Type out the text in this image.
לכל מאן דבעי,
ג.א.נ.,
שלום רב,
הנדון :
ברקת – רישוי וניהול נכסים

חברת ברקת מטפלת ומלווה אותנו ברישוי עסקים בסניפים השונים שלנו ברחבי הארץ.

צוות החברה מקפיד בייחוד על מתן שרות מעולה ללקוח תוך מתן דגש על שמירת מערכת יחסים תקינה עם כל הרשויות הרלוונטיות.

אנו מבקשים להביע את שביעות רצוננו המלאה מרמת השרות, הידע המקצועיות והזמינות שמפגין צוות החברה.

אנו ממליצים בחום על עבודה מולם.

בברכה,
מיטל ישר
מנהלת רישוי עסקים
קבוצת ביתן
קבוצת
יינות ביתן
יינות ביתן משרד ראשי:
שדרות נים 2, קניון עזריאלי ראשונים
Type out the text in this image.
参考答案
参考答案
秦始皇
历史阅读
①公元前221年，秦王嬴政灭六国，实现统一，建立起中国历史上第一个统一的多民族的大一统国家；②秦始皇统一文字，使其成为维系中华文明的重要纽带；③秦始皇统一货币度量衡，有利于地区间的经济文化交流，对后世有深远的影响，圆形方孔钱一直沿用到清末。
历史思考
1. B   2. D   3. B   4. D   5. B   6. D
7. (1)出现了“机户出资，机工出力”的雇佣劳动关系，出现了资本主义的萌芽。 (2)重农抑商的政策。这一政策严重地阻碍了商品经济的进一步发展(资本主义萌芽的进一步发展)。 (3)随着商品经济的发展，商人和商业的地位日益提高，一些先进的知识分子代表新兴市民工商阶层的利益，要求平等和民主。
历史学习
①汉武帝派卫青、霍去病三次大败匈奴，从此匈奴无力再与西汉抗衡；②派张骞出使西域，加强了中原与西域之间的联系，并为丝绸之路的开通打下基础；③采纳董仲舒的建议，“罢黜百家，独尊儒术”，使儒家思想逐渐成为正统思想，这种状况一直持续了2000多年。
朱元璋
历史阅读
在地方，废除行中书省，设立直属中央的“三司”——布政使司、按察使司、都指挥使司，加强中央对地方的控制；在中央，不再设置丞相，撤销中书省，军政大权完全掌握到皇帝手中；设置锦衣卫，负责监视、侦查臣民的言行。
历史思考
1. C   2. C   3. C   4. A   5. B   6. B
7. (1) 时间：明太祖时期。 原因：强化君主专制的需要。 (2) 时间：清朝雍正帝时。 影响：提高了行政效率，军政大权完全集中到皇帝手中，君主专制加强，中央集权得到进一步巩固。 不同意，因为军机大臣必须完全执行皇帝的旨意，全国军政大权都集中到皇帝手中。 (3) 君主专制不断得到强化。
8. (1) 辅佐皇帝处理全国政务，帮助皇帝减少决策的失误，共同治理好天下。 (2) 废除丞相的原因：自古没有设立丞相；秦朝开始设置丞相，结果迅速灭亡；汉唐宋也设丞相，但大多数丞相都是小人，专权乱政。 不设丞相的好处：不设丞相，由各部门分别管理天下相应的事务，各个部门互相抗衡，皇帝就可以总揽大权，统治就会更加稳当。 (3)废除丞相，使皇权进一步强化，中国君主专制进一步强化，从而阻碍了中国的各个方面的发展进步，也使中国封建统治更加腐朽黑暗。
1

→ **GOAL OF THE EXERCISE**
The full set of records should be duplicated exactly.

→ **RESULT FOR THIS EXERCISE**
Type out the text in this image.
לכל מאן דבעי,
ג.א.נ.,
שלום רב,
הנדון :
ברקת – רישוי וניהול נכסים

חברת ברקת מטפלת ומלווה אותנו ברישוי עסקים בסניפים השונים שלנו ברחבי הארץ.

צוות החברה מקפיד בייחוד על מתן שרות מעולה ללקוח תוך מתן דגש על שמירת מערכת יחסים תקינה עם כל הרשויות הרלוונטיות.

אנו מבקשים להביע את שביעות רצוננו המלאה מרמת השרות, הידע המקצועיות והזמינות שמפגין צוות החברה.

אנו ממליצים בחום על עבודה מולם.

בברכה,
מיטל ישר
מנהלת רישוי עסקים
קבוצת ביתן
קבוצת
יינות ביתן
יינות ביתן משרד ראשי:
שדרות נים 2, קניון עזריאלי ראשונים
Type out the text in this image.
参考答案
参考答案
秦始皇
历史阅读
①公元前221年，秦王嬴政灭六国，实现统一，建立起中国历史上第一个统一的多民族的大一统国家；②秦始皇统一文字，使其成为维系中华文明的重要纽带；③秦始皇统一货币度量衡，有利于地区间的经济文化交流，对后世有深远的影响，圆形方孔钱一直沿用到清末。
历史思考
1. B   2. D   3. B   4. D   5. B   6. D
7. (1)出现了“机户出资，机工出力”的雇佣劳动关系，出现了资本主义的萌芽。 (2)重农抑商的政策。这一政策严重地阻碍了商品经济的进一步发展(资本主义萌芽的进一步发展)。 (3)随着商品经济的发展，商人和商业的地位日益提高，一些先进的知识分子代表新兴市民工商阶层的利益，要求平等和民主。
历史学习
①汉武帝派卫青、霍去病三次大败匈奴，从此匈奴无力再与西汉抗衡；②派张骞出使西域，加强了中原与西域之间的联系，并为丝绸之路的开通打下基础；③采纳董仲舒的建议，“罢黜百家，独尊儒术”，使儒家思想逐渐成为正统思想，这种状况一直持续了2000多年。
朱元璋
历史阅读
在地方，废除行中书省，设立直属中央的“三司”——布政使司、按察使司、都指挥使司，加强中央对地方的控制；在中央，不再设置丞相，撤销中书省，军政大权完全掌握到皇帝手中；设置锦衣卫，负责监视、侦查臣民的言行。
历史思考
1. C   2. C   3. C   4. A   5. B   6. B
7. (1) 时间：明太祖时期。 原因：强化君主专制的需要。 (2) 时间：清朝雍正帝时。 影响：提高了行政效率，军政大权完全集中到皇帝手中，君主专制加强，中央集权得到进一步巩固。 不同意，因为军机大臣必须完全执行皇帝的旨意，全国军政大权都集中到皇帝手中。 (3) 君主专制不断得到强化。
8. (1) 辅佐皇帝处理全国政务，帮助皇帝减少决策的失误，共同治理好天下。 (2) 废除丞相的原因：自古没有设立丞相；秦朝开始设置丞相，结果迅速灭亡；汉唐宋也设丞相，但大多数丞相都是小人，专权乱政。 不设丞相的好处：不设丞相，由各部门分别管理天下相应的事务，各个部门互相抗衡，皇帝就可以总揽大权，统治就会更加稳当。 (3)废除丞相，使皇权进一步强化，中国君主专制进一步强化，从而阻碍了中国的各个方面的发展进步，也使中国封建统治更加腐朽黑暗。
1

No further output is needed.